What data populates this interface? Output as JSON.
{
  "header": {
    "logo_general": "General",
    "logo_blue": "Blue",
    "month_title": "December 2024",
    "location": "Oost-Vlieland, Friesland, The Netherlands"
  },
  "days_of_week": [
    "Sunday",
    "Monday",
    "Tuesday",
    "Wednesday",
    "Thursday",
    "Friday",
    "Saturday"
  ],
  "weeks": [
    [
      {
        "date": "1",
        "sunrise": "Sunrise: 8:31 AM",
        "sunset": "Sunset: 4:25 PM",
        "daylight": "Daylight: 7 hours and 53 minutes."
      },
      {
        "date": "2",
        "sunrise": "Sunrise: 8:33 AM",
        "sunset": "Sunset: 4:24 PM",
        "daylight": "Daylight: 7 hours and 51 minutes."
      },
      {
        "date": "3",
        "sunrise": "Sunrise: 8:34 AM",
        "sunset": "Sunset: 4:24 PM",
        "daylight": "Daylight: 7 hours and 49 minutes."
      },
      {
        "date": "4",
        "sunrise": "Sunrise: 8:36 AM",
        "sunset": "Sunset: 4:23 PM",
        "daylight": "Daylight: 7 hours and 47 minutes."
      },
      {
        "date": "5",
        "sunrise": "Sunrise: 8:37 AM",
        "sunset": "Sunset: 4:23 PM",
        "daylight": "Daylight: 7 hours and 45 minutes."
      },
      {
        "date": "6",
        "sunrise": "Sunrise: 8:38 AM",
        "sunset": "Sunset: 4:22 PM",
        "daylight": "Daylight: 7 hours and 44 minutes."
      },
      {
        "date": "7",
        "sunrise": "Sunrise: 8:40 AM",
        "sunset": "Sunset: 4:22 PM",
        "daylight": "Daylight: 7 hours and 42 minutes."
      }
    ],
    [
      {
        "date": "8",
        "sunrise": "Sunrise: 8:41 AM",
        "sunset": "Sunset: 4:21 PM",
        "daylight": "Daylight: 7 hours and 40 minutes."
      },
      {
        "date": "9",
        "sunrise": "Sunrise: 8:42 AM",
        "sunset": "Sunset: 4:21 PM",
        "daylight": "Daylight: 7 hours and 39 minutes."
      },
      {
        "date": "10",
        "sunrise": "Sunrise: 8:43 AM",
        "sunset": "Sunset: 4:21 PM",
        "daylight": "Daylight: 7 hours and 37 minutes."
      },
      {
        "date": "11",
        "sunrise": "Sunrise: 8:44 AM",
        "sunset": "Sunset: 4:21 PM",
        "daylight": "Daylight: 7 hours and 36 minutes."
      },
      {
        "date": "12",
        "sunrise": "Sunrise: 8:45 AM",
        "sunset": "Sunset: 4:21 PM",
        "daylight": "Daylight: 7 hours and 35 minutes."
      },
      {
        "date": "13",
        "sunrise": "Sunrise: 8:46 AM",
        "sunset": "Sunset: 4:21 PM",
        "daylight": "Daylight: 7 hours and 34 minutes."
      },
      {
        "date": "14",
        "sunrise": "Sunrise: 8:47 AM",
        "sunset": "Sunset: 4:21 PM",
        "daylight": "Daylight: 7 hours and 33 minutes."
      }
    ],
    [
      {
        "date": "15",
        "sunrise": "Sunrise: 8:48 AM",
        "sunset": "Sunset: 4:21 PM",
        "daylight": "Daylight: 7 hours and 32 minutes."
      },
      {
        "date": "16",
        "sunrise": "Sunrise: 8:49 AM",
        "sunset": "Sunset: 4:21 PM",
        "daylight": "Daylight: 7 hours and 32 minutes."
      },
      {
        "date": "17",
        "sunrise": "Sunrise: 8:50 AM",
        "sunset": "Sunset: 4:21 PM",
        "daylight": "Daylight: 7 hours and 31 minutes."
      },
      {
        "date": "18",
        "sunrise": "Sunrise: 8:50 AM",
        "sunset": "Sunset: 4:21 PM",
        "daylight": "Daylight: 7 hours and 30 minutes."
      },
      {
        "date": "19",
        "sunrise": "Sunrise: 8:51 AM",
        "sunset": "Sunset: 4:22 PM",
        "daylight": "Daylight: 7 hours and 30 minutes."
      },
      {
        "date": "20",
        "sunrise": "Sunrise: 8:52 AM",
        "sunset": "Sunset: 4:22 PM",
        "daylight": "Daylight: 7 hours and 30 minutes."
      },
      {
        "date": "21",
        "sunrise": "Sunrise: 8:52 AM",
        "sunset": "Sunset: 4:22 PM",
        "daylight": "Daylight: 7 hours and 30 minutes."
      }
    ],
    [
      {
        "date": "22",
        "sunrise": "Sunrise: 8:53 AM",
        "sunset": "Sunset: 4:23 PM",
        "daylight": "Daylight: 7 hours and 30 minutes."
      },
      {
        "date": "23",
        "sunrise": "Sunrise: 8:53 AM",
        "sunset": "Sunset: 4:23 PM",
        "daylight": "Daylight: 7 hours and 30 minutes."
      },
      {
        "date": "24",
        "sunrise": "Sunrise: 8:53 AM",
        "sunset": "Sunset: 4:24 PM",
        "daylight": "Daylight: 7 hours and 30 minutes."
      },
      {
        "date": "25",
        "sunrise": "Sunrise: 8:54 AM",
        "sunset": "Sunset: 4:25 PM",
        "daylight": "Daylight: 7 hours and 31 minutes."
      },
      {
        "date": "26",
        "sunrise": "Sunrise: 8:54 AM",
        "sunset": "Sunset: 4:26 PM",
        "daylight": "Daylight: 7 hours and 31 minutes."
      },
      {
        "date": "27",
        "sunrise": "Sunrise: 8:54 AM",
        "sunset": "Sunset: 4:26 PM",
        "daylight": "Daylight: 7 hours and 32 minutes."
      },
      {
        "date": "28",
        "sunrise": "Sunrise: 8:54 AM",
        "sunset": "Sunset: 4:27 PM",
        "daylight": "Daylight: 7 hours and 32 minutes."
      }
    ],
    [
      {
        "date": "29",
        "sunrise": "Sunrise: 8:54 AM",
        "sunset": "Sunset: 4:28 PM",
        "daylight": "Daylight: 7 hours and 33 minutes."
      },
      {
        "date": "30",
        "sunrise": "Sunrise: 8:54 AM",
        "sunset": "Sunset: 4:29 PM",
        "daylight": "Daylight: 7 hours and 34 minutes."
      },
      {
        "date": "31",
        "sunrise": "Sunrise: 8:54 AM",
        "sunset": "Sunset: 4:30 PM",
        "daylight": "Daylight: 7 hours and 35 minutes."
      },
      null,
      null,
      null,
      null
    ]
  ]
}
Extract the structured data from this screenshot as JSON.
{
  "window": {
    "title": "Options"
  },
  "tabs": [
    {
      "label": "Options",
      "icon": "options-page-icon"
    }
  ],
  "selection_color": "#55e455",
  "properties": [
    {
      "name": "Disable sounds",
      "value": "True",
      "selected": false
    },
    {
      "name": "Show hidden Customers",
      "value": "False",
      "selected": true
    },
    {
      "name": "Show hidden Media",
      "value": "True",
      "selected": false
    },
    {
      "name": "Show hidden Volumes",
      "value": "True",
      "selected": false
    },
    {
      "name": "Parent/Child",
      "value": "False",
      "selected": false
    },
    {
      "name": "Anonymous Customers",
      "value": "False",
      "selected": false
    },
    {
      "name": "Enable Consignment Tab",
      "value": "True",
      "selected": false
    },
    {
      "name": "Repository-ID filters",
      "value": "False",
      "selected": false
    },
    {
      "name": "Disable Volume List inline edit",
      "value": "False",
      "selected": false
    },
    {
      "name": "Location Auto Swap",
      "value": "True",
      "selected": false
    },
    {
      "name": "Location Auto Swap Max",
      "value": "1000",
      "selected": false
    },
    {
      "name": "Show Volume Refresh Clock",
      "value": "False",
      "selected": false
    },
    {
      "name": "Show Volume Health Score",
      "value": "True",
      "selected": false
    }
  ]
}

┄┄┄┄┄┄┄┄┄┄┄┄┄┄┄┄┄┄┄┄

:: DIRECTION ::
Count the lines that hold the string "Customers", and reply with that number alone.

:: OUTPUT OF THE TASK ::
2